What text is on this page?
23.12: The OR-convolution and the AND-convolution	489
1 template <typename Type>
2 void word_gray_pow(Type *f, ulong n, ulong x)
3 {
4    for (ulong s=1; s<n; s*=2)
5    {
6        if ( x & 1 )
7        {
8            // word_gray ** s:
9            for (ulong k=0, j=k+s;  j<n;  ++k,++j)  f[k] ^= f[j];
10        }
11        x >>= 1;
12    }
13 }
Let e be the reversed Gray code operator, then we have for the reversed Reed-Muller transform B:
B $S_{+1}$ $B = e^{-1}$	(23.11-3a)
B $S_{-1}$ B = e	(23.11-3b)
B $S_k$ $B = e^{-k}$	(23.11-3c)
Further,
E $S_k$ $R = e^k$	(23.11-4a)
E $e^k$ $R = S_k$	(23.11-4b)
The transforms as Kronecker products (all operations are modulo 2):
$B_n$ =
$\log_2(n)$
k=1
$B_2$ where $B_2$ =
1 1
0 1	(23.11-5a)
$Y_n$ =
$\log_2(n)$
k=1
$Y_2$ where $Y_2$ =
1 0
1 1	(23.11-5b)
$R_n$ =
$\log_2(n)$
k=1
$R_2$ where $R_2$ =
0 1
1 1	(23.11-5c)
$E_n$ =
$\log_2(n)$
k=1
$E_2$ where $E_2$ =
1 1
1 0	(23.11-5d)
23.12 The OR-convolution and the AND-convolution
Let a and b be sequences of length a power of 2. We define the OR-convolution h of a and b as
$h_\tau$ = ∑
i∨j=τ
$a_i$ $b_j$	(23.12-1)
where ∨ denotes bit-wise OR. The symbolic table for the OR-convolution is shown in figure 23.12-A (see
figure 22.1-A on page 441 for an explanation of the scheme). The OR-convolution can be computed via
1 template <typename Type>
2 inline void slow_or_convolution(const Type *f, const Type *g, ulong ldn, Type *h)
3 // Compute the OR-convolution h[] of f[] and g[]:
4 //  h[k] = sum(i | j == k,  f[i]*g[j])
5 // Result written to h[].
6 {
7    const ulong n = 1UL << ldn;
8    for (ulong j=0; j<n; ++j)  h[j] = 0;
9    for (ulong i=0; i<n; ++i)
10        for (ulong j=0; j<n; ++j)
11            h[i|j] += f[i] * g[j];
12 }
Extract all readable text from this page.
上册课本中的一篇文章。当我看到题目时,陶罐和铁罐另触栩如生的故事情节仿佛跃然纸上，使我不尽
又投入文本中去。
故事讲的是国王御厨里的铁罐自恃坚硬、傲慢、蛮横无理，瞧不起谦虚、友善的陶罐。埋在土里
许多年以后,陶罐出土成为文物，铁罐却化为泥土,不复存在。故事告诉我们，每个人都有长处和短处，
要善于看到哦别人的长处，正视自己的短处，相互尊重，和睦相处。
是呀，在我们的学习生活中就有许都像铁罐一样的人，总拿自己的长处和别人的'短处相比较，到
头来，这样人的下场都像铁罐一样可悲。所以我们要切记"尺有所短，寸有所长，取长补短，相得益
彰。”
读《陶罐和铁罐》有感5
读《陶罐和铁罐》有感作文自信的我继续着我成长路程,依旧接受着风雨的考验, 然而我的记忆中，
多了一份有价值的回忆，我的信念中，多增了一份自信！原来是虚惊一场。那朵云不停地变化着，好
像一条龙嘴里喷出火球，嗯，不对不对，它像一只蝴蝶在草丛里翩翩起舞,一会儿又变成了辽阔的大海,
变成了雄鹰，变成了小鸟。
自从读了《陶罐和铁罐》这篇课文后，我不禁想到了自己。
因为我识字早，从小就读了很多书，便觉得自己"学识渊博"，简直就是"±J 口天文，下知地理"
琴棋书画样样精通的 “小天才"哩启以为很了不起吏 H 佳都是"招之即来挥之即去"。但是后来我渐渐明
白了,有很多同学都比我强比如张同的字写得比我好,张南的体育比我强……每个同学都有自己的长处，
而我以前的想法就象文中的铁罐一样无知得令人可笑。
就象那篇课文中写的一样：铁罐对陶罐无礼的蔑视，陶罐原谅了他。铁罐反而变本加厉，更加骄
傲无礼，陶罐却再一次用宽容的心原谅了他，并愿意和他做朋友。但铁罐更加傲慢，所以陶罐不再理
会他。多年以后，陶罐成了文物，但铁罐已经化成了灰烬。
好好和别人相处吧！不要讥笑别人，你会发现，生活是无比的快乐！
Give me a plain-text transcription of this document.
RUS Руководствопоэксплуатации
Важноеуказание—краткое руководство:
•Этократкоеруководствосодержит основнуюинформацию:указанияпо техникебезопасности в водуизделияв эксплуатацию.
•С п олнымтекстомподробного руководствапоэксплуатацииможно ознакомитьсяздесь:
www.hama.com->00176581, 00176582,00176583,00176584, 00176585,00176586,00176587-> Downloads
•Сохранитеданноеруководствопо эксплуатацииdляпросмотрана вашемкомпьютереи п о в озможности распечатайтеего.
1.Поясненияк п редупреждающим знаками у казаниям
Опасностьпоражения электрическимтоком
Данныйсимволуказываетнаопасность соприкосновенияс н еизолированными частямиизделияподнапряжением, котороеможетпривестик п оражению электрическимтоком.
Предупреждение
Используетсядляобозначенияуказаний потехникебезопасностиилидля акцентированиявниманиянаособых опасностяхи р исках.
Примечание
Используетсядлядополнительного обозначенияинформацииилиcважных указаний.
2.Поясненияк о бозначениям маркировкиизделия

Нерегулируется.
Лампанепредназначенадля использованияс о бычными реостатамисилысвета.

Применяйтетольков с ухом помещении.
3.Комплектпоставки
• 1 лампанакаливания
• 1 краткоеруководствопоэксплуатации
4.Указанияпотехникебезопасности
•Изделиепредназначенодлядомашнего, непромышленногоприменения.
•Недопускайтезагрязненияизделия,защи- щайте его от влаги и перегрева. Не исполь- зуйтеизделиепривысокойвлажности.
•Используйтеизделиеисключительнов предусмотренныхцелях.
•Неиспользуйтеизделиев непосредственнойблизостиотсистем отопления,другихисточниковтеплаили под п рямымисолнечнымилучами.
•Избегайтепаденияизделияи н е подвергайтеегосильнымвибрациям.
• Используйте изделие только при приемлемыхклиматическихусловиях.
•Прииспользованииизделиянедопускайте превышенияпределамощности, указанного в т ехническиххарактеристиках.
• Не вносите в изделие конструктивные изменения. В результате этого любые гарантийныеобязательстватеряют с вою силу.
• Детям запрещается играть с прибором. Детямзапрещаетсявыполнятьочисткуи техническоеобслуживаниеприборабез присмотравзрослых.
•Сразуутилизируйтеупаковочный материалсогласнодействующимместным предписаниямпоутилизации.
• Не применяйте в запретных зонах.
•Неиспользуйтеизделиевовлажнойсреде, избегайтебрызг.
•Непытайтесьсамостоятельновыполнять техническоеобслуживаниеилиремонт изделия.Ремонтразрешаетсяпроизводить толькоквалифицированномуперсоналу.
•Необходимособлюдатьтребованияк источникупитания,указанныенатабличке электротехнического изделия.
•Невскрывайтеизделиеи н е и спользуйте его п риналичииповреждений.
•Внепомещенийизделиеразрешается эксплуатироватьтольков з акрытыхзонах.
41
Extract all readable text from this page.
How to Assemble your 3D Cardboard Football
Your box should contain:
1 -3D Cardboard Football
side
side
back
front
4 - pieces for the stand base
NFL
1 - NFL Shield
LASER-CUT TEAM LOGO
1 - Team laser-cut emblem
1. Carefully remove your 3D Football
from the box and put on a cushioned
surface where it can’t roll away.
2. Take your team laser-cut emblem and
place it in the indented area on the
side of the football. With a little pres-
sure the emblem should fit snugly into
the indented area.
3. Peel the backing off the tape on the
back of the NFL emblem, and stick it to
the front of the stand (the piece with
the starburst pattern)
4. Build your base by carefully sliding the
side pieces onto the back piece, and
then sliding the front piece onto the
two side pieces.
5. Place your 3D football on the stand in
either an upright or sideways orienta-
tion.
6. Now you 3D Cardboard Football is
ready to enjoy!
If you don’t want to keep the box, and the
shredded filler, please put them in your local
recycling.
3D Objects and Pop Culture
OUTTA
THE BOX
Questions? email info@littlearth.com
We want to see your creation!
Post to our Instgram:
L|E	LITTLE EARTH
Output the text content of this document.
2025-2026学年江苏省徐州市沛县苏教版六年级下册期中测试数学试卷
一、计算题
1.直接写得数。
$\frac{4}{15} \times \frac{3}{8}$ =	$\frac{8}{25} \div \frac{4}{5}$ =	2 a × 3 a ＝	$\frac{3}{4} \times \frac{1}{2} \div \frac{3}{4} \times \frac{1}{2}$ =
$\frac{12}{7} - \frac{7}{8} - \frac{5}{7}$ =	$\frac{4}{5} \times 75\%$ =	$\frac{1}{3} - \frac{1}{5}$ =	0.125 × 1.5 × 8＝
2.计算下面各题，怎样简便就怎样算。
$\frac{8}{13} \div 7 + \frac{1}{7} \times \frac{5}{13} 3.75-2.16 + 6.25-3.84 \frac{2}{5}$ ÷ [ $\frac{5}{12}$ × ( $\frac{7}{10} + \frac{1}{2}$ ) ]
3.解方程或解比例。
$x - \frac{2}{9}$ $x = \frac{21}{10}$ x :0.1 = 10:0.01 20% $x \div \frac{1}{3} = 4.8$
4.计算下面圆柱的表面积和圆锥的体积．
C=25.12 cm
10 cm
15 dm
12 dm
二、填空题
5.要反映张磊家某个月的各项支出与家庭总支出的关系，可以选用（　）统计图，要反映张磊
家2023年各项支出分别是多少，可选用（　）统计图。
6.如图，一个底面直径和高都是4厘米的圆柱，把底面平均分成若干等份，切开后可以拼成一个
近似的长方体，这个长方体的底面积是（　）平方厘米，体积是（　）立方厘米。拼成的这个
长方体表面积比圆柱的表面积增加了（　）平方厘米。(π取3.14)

## Set exercise
Would you give again, word for word, every line from the one with "Output the text content of this document." through the final line of the listing above?

## Solution to this problem
Output the text content of this document.
2025-2026学年江苏省徐州市沛县苏教版六年级下册期中测试数学试卷
一、计算题
1.直接写得数。
$\frac{4}{15} \times \frac{3}{8}$ =	$\frac{8}{25} \div \frac{4}{5}$ =	2 a × 3 a ＝	$\frac{3}{4} \times \frac{1}{2} \div \frac{3}{4} \times \frac{1}{2}$ =
$\frac{12}{7} - \frac{7}{8} - \frac{5}{7}$ =	$\frac{4}{5} \times 75\%$ =	$\frac{1}{3} - \frac{1}{5}$ =	0.125 × 1.5 × 8＝
2.计算下面各题，怎样简便就怎样算。
$\frac{8}{13} \div 7 + \frac{1}{7} \times \frac{5}{13} 3.75-2.16 + 6.25-3.84 \frac{2}{5}$ ÷ [ $\frac{5}{12}$ × ( $\frac{7}{10} + \frac{1}{2}$ ) ]
3.解方程或解比例。
$x - \frac{2}{9}$ $x = \frac{21}{10}$ x :0.1 = 10:0.01 20% $x \div \frac{1}{3} = 4.8$
4.计算下面圆柱的表面积和圆锥的体积．
C=25.12 cm
10 cm
15 dm
12 dm
二、填空题
5.要反映张磊家某个月的各项支出与家庭总支出的关系，可以选用（　）统计图，要反映张磊
家2023年各项支出分别是多少，可选用（　）统计图。
6.如图，一个底面直径和高都是4厘米的圆柱，把底面平均分成若干等份，切开后可以拼成一个
近似的长方体，这个长方体的底面积是（　）平方厘米，体积是（　）立方厘米。拼成的这个
长方体表面积比圆柱的表面积增加了（　）平方厘米。(π取3.14)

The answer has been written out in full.